PROBLEM TO WORK ON: Output nothing but the number of lines that include the word "subtitle".

SUPPLIED ENTRIES:
+ + + + + + +
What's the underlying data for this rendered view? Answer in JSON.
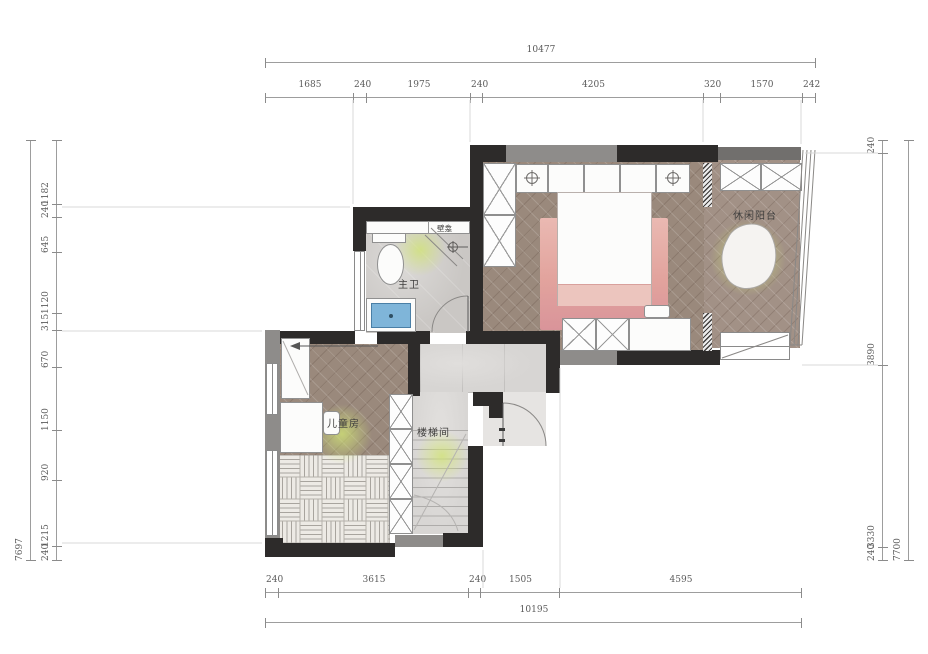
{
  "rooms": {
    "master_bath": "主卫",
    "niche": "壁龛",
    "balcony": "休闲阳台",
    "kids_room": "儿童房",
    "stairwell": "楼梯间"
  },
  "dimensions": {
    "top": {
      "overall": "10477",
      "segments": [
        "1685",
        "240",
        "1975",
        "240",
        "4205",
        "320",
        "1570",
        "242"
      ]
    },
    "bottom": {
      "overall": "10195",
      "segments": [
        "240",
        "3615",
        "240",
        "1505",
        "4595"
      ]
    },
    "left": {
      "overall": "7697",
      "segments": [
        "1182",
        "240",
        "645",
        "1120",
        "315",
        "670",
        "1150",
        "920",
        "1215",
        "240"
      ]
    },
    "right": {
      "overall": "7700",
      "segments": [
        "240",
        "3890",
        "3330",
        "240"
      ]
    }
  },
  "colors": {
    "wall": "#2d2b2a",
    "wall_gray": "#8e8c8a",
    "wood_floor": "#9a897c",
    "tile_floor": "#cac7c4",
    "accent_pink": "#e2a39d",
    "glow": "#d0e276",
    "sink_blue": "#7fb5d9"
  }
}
+ + + + + + +
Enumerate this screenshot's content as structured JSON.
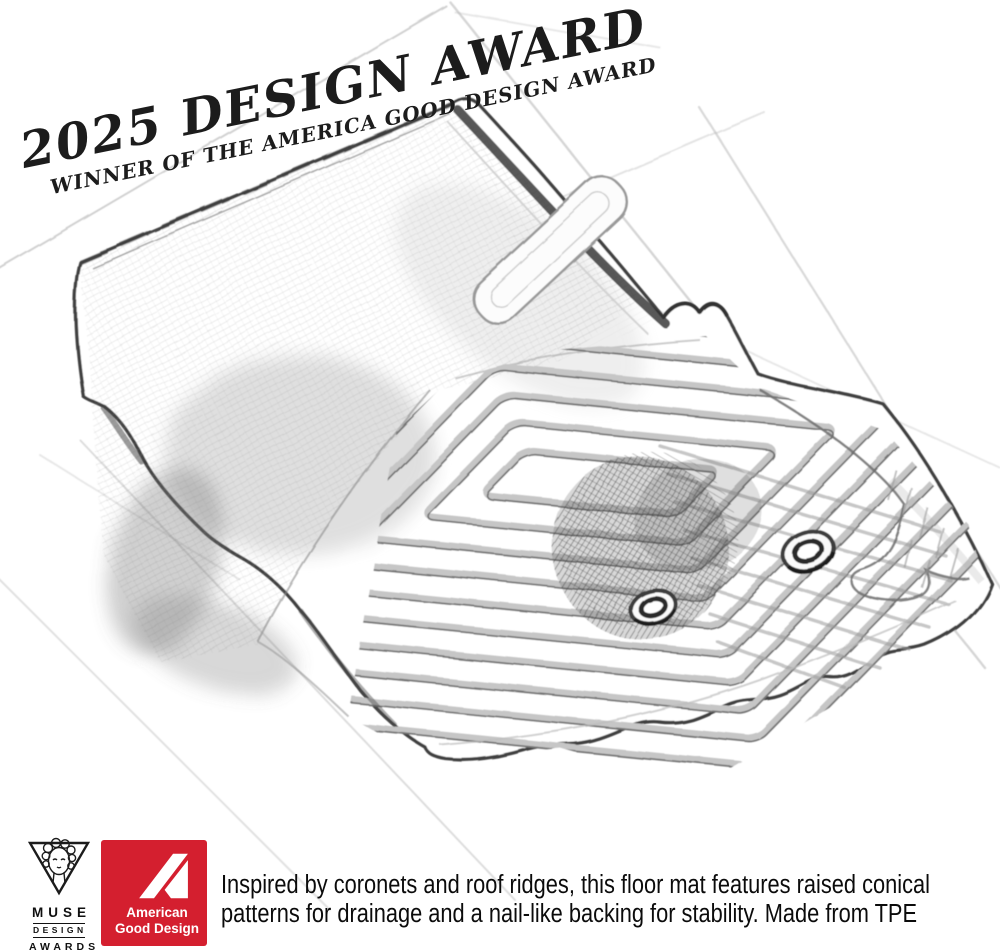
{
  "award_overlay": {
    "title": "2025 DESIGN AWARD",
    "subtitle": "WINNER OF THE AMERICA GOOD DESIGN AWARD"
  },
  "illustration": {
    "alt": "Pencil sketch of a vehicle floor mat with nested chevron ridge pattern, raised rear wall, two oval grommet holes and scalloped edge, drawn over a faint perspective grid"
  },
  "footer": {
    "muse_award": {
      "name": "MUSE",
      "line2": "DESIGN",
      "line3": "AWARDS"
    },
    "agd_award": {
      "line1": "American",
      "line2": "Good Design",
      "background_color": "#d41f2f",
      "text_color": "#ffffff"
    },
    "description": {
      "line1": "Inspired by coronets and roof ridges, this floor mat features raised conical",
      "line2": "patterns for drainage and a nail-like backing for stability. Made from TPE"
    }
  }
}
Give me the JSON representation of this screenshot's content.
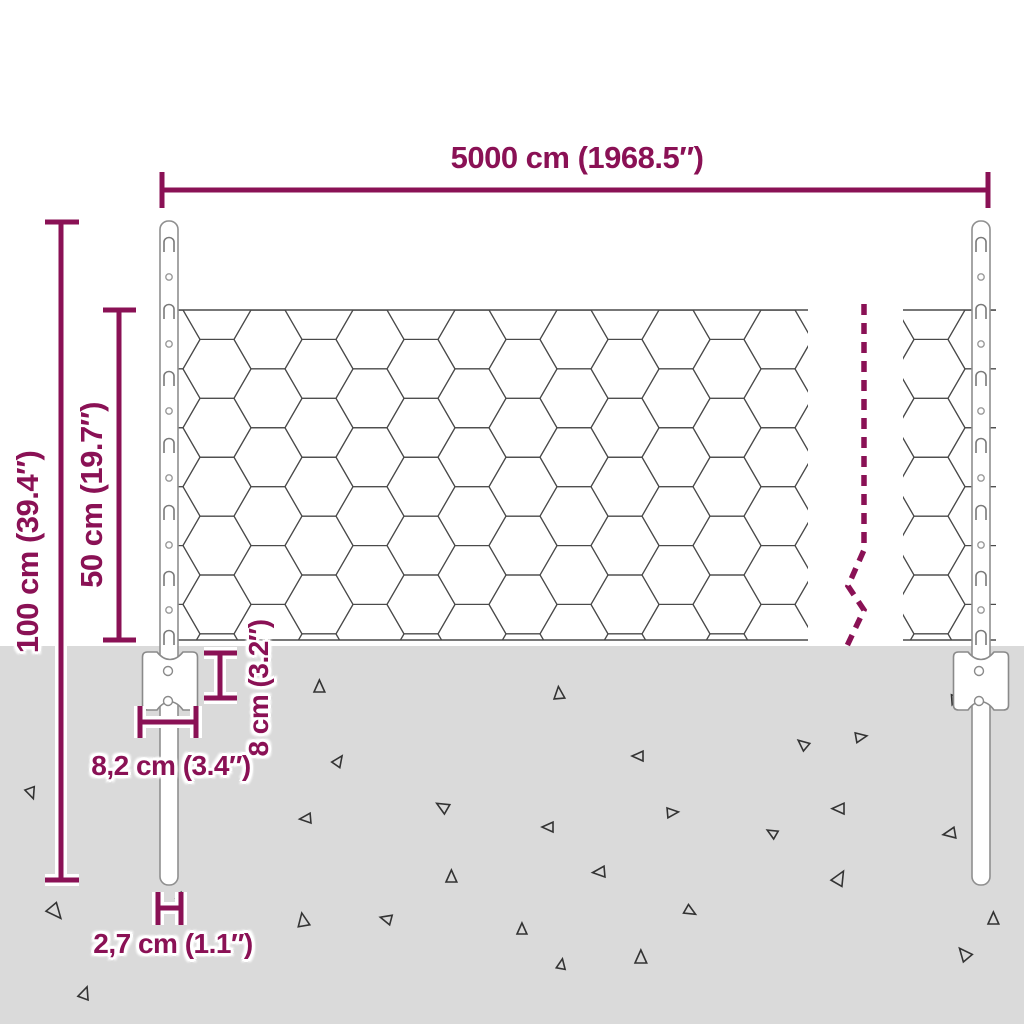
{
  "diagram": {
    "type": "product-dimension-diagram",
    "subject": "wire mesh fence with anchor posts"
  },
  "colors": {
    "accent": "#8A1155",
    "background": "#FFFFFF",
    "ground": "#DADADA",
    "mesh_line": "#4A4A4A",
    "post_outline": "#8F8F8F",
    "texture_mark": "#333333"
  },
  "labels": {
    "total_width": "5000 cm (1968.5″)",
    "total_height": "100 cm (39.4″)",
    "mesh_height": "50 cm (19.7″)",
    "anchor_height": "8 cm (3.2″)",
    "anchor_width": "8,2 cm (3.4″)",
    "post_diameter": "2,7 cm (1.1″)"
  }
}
+ + + + + + +
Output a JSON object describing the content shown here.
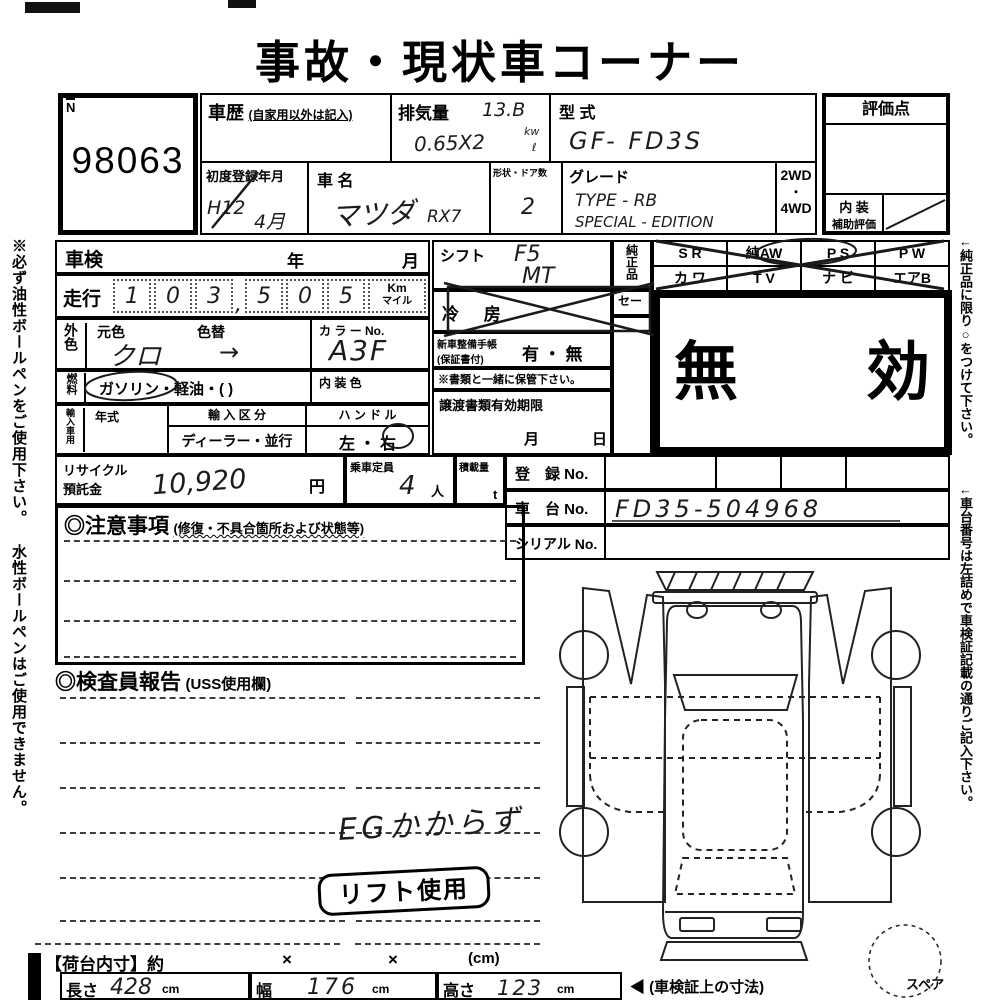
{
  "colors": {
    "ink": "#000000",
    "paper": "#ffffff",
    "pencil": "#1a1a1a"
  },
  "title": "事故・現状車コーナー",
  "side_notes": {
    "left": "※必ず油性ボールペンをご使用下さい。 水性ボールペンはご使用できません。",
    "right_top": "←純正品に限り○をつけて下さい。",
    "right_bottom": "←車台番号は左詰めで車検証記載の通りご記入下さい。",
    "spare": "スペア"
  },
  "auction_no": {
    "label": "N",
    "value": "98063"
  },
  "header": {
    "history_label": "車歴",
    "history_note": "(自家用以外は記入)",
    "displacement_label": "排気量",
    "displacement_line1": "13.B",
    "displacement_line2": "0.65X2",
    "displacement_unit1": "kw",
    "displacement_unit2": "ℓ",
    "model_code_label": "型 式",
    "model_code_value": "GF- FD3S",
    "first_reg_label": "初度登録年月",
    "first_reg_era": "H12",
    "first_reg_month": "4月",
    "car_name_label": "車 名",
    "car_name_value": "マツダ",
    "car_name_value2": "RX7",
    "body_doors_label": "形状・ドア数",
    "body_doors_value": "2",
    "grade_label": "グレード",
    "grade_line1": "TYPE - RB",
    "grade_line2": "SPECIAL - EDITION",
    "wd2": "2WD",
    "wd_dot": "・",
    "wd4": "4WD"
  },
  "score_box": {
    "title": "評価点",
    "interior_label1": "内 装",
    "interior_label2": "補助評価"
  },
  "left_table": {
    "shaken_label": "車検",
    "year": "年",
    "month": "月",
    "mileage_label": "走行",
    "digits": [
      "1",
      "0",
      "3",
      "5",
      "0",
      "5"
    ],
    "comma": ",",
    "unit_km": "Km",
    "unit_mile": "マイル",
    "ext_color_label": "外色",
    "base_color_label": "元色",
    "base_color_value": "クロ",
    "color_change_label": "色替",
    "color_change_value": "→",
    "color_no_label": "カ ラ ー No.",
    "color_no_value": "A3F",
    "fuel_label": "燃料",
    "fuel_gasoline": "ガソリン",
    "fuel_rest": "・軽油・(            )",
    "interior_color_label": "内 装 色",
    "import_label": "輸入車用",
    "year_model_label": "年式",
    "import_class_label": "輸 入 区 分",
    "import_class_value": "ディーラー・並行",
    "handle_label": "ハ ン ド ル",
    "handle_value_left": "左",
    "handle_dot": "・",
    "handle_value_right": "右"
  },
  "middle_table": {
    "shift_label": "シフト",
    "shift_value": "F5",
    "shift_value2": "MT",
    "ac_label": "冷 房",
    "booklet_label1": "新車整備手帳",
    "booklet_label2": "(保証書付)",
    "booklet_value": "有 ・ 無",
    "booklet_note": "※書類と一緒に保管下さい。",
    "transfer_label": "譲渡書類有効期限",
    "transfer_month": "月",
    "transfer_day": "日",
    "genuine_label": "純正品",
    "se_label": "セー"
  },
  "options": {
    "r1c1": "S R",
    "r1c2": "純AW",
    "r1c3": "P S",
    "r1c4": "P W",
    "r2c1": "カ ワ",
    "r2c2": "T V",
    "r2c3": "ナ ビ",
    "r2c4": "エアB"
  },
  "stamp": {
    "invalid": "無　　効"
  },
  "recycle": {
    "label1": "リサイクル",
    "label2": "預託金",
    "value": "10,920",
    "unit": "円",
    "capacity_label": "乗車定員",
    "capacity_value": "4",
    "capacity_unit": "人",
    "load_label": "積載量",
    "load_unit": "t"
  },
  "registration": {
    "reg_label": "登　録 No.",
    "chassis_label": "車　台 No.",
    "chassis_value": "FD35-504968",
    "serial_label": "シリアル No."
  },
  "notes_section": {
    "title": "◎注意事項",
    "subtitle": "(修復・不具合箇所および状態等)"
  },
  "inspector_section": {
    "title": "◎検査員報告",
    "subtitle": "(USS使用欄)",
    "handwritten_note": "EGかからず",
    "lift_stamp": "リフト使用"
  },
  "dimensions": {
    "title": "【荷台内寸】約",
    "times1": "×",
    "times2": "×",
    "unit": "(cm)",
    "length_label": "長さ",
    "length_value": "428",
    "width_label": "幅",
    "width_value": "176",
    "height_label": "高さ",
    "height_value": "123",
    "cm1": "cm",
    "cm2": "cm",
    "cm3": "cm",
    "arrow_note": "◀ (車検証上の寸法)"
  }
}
+ + + + + + +
TASK RESPONSE: 3